What the exercise asks:
Every line that contains the word "marker" should be copied out.
★ ★ ★ ★
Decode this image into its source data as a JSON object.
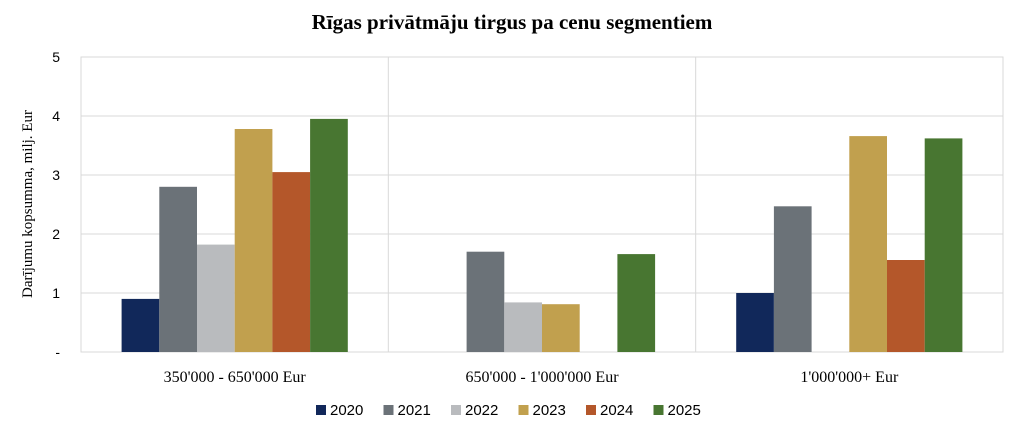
{
  "chart_data": {
    "type": "bar",
    "title": "Rīgas privātmāju tirgus pa cenu segmentiem",
    "xlabel": "",
    "ylabel": "Darījumu kopsumma, milj. Eur",
    "ylim": [
      0,
      5
    ],
    "yticks": [
      {
        "value": 0,
        "label": "-"
      },
      {
        "value": 1,
        "label": "1"
      },
      {
        "value": 2,
        "label": "2"
      },
      {
        "value": 3,
        "label": "3"
      },
      {
        "value": 4,
        "label": "4"
      },
      {
        "value": 5,
        "label": "5"
      }
    ],
    "grid": true,
    "legend_position": "bottom",
    "categories": [
      "350'000 - 650'000 Eur",
      "650'000 - 1'000'000 Eur",
      "1'000'000+ Eur"
    ],
    "series": [
      {
        "name": "2020",
        "color": "#11285a",
        "values": [
          0.9,
          0,
          1.0
        ]
      },
      {
        "name": "2021",
        "color": "#6b7278",
        "values": [
          2.8,
          1.7,
          2.47
        ]
      },
      {
        "name": "2022",
        "color": "#b9bbbe",
        "values": [
          1.82,
          0.84,
          0
        ]
      },
      {
        "name": "2023",
        "color": "#c1a04e",
        "values": [
          3.78,
          0.81,
          3.66
        ]
      },
      {
        "name": "2024",
        "color": "#b4572a",
        "values": [
          3.05,
          0,
          1.56
        ]
      },
      {
        "name": "2025",
        "color": "#487631",
        "values": [
          3.95,
          1.66,
          3.62
        ]
      }
    ]
  }
}
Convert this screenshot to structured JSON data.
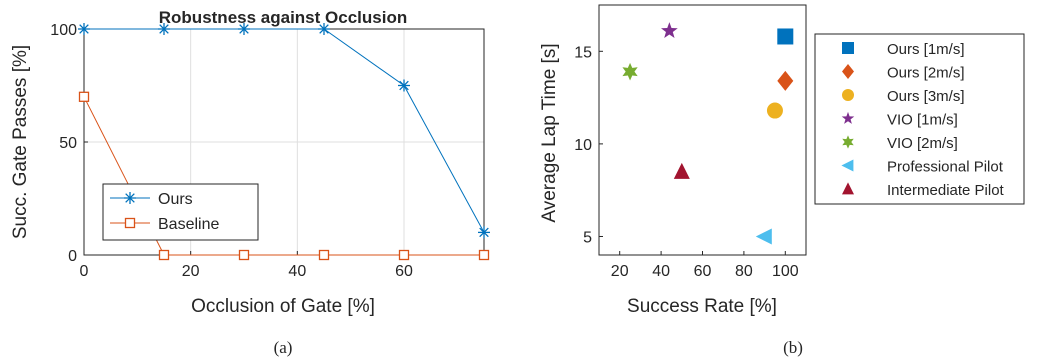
{
  "chart_data": [
    {
      "type": "line",
      "title": "Robustness against Occlusion",
      "xlabel": "Occlusion of Gate [%]",
      "ylabel": "Succ. Gate Passes [%]",
      "xlim": [
        0,
        75
      ],
      "ylim": [
        0,
        100
      ],
      "xticks": [
        "0",
        "20",
        "40",
        "60"
      ],
      "yticks": [
        "0",
        "50",
        "100"
      ],
      "grid": true,
      "legend_position": "bottom-left",
      "caption": "(a)",
      "series": [
        {
          "name": "Ours",
          "marker": "asterisk",
          "color": "#0072BD",
          "points": [
            [
              0,
              100
            ],
            [
              15,
              100
            ],
            [
              30,
              100
            ],
            [
              45,
              100
            ],
            [
              60,
              75
            ],
            [
              75,
              10
            ]
          ]
        },
        {
          "name": "Baseline",
          "marker": "square-open",
          "color": "#D95319",
          "points": [
            [
              0,
              70
            ],
            [
              15,
              0
            ],
            [
              30,
              0
            ],
            [
              45,
              0
            ],
            [
              60,
              0
            ],
            [
              75,
              0
            ]
          ]
        }
      ]
    },
    {
      "type": "scatter",
      "xlabel": "Success Rate [%]",
      "ylabel": "Average Lap Time [s]",
      "xlim": [
        10,
        110
      ],
      "ylim": [
        4,
        17.5
      ],
      "xticks": [
        "20",
        "40",
        "60",
        "80",
        "100"
      ],
      "yticks": [
        "5",
        "10",
        "15"
      ],
      "grid": false,
      "legend_position": "outside-right",
      "caption": "(b)",
      "series": [
        {
          "name": "Ours [1m/s]",
          "marker": "square",
          "color": "#0072BD",
          "x": 100,
          "y": 15.8
        },
        {
          "name": "Ours [2m/s]",
          "marker": "diamond",
          "color": "#D95319",
          "x": 100,
          "y": 13.4
        },
        {
          "name": "Ours [3m/s]",
          "marker": "circle",
          "color": "#EDB120",
          "x": 95,
          "y": 11.8
        },
        {
          "name": "VIO [1m/s]",
          "marker": "star5",
          "color": "#7E2F8E",
          "x": 44,
          "y": 16.1
        },
        {
          "name": "VIO [2m/s]",
          "marker": "star6",
          "color": "#77AC30",
          "x": 25,
          "y": 13.9
        },
        {
          "name": "Professional Pilot",
          "marker": "triangle-left",
          "color": "#4DBEEE",
          "x": 90,
          "y": 5.0
        },
        {
          "name": "Intermediate Pilot",
          "marker": "triangle-up",
          "color": "#A2142F",
          "x": 50,
          "y": 8.5
        }
      ]
    }
  ]
}
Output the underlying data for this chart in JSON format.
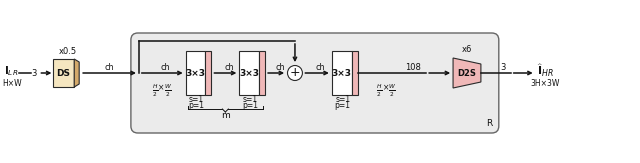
{
  "fig_bg": "#ffffff",
  "box_outline": "#2a2a2a",
  "ds_fill": "#f5e6c0",
  "ds_side_fill": "#d4a96a",
  "conv_fill": "#ffffff",
  "conv_side_fill": "#f0b8b8",
  "d2s_fill": "#f0b8b8",
  "sum_fill": "#ffffff",
  "R_box_fill": "#ebebeb",
  "R_box_edge": "#666666",
  "text_color": "#111111",
  "ds_label": "DS",
  "d2s_label": "D2S",
  "conv_label": "3×3",
  "x05_label": "x0.5",
  "x6_label": "x6",
  "ch_label": "ch",
  "n108_label": "108",
  "m_label": "m",
  "R_label": "R",
  "hxw_label": "H×W",
  "thrHxW_label": "3H×3W"
}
★ ★ ★ ★
Expected output:
          "marker": "asterisk",
          "marker": "square-open",
          "marker": "square",
          "marker": "diamond",
          "marker": "circle",
          "marker": "star5",
          "marker": "star6",
          "marker": "triangle-left",
          "marker": "triangle-up",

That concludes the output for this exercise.